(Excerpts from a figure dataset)

-- BEGIN --

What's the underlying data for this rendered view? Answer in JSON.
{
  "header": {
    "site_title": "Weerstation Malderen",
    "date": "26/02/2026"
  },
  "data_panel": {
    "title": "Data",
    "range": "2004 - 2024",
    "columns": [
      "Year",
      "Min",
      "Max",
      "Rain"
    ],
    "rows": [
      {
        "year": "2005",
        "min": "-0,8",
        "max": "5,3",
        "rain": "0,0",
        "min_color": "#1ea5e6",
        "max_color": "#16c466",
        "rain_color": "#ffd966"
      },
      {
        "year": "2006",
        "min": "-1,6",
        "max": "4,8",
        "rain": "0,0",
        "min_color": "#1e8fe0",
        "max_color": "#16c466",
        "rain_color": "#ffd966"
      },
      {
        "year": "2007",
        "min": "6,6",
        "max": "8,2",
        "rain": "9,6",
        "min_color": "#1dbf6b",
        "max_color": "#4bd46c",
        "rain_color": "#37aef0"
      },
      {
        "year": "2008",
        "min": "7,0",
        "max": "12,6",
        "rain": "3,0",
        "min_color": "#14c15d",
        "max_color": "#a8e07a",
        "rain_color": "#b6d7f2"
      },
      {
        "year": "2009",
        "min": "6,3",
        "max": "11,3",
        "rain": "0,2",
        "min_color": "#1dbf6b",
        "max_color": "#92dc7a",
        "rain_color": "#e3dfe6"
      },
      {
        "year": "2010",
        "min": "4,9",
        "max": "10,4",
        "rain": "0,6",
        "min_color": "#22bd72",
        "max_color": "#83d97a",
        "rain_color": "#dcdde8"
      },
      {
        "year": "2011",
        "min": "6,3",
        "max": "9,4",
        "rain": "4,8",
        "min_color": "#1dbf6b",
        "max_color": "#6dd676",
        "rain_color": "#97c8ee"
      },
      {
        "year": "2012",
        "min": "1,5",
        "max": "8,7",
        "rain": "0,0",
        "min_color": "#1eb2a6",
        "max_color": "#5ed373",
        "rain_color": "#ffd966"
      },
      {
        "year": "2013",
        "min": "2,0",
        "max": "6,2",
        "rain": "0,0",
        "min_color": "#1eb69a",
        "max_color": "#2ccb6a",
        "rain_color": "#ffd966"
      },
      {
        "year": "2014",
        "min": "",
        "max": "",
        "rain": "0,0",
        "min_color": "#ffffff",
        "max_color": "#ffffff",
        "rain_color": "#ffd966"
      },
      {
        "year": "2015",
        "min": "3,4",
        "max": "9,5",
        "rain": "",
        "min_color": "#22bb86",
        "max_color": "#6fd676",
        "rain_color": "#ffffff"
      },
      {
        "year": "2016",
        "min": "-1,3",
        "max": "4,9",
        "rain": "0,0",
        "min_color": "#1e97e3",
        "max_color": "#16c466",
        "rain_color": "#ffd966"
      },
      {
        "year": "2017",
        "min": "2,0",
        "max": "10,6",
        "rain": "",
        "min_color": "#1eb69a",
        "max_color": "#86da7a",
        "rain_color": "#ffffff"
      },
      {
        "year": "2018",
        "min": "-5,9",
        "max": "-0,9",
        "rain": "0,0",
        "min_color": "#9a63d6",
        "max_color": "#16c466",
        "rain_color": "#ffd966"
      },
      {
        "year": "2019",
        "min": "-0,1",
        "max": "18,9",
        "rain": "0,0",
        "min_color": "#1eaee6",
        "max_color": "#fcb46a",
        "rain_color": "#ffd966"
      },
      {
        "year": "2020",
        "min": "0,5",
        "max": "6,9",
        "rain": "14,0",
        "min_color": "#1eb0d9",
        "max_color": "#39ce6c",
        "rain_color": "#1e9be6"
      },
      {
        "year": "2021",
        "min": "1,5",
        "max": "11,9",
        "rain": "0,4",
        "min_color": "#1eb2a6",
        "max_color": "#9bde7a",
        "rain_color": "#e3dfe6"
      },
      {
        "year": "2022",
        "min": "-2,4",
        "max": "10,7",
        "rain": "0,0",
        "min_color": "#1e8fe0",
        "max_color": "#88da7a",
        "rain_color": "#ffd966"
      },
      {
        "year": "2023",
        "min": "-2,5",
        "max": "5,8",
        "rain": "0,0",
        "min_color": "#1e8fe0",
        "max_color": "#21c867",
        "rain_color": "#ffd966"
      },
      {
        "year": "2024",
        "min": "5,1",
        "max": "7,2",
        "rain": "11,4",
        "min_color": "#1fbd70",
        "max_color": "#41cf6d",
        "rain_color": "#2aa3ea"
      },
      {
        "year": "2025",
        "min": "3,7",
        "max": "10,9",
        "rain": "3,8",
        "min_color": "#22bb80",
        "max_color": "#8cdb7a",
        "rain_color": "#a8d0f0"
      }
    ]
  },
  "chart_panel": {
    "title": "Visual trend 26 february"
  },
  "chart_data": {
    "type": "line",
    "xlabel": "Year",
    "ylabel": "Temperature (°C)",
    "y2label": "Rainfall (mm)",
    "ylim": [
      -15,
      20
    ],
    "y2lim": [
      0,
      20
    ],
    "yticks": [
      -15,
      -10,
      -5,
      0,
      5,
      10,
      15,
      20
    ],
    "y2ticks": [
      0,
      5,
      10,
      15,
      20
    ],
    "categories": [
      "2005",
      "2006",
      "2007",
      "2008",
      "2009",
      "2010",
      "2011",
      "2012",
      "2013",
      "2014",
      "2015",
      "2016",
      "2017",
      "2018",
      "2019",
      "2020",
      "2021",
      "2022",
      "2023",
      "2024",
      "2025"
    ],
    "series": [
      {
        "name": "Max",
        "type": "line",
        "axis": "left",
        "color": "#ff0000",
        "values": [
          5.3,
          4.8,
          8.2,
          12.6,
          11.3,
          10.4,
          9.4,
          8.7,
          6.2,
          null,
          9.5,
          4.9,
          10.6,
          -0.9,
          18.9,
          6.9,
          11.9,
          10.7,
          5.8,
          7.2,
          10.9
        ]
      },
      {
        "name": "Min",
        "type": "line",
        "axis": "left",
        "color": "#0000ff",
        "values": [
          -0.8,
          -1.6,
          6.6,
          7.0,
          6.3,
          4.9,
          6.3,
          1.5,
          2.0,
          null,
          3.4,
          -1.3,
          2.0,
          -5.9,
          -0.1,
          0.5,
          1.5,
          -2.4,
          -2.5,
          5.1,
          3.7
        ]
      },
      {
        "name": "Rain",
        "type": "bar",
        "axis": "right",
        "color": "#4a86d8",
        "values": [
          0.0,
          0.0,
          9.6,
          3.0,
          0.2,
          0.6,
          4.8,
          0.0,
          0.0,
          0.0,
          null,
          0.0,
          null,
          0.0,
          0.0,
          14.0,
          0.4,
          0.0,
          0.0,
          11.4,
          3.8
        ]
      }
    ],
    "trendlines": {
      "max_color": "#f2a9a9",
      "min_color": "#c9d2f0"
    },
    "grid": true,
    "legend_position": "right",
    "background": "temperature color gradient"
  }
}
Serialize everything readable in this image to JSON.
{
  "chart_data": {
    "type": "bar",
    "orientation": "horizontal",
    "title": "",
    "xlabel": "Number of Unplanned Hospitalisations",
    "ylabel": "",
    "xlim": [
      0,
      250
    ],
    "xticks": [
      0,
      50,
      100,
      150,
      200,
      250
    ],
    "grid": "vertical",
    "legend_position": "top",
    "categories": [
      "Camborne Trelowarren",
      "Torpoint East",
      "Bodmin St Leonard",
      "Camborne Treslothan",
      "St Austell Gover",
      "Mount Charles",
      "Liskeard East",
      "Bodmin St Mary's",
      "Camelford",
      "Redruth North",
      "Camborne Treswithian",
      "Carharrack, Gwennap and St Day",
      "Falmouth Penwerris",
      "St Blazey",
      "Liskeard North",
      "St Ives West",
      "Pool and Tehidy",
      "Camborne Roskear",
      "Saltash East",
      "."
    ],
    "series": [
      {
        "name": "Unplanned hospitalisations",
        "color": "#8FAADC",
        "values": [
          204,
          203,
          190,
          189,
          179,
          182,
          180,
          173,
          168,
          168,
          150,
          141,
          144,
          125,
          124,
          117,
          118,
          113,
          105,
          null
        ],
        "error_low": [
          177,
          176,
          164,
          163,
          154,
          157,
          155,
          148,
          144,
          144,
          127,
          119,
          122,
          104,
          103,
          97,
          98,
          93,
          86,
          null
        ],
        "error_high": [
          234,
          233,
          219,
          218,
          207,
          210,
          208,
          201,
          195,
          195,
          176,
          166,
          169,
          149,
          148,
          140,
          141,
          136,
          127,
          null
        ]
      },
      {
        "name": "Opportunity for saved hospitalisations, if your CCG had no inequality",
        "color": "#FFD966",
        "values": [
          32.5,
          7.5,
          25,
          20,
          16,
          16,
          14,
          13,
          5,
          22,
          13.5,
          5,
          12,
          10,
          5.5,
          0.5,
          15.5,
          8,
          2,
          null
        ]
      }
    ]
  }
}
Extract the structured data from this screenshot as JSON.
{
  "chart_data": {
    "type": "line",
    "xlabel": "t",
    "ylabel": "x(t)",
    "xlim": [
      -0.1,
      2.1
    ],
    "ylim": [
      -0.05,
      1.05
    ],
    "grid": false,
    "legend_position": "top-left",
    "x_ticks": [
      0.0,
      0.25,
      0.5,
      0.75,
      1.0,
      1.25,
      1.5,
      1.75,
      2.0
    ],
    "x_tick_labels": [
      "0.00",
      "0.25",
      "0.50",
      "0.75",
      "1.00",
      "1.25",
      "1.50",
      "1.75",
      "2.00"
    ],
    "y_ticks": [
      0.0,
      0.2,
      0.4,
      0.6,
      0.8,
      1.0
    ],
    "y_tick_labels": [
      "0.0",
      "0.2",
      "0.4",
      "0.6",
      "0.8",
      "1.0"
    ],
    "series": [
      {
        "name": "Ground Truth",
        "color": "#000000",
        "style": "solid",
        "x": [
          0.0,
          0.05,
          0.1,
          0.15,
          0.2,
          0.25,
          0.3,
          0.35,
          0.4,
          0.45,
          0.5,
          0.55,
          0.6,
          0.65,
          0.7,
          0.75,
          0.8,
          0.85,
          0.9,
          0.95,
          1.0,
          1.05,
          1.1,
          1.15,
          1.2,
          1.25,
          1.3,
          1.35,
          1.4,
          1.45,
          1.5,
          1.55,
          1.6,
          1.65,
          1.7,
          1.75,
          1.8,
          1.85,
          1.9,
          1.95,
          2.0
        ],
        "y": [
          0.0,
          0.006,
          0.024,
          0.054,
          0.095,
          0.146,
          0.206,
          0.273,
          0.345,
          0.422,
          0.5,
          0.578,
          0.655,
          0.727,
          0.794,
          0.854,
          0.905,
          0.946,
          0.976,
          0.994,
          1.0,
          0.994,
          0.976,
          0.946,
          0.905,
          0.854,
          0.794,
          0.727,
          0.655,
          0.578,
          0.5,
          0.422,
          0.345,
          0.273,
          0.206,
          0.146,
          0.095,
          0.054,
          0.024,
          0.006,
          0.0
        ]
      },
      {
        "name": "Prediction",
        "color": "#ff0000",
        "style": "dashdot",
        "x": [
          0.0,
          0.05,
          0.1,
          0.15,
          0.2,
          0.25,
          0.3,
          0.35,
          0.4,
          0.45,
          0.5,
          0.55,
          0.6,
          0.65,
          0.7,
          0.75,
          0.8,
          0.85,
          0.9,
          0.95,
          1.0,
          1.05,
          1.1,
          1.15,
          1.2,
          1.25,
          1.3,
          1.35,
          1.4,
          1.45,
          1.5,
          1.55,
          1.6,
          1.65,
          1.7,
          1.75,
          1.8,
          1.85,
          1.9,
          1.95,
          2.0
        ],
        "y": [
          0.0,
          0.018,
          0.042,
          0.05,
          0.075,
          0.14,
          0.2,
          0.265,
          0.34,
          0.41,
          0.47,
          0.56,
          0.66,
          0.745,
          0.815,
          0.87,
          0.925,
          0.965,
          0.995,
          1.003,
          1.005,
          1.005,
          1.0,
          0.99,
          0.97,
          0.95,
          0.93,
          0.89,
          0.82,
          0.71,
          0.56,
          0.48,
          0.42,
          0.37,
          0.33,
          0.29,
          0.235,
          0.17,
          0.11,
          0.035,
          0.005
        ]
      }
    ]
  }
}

-- END --

Write out every line from the entries where "JSON" appears.

- Output of the task:
What's the underlying data for this rendered view? Answer in JSON.
Serialize everything readable in this image to JSON.
Extract the structured data from this screenshot as JSON.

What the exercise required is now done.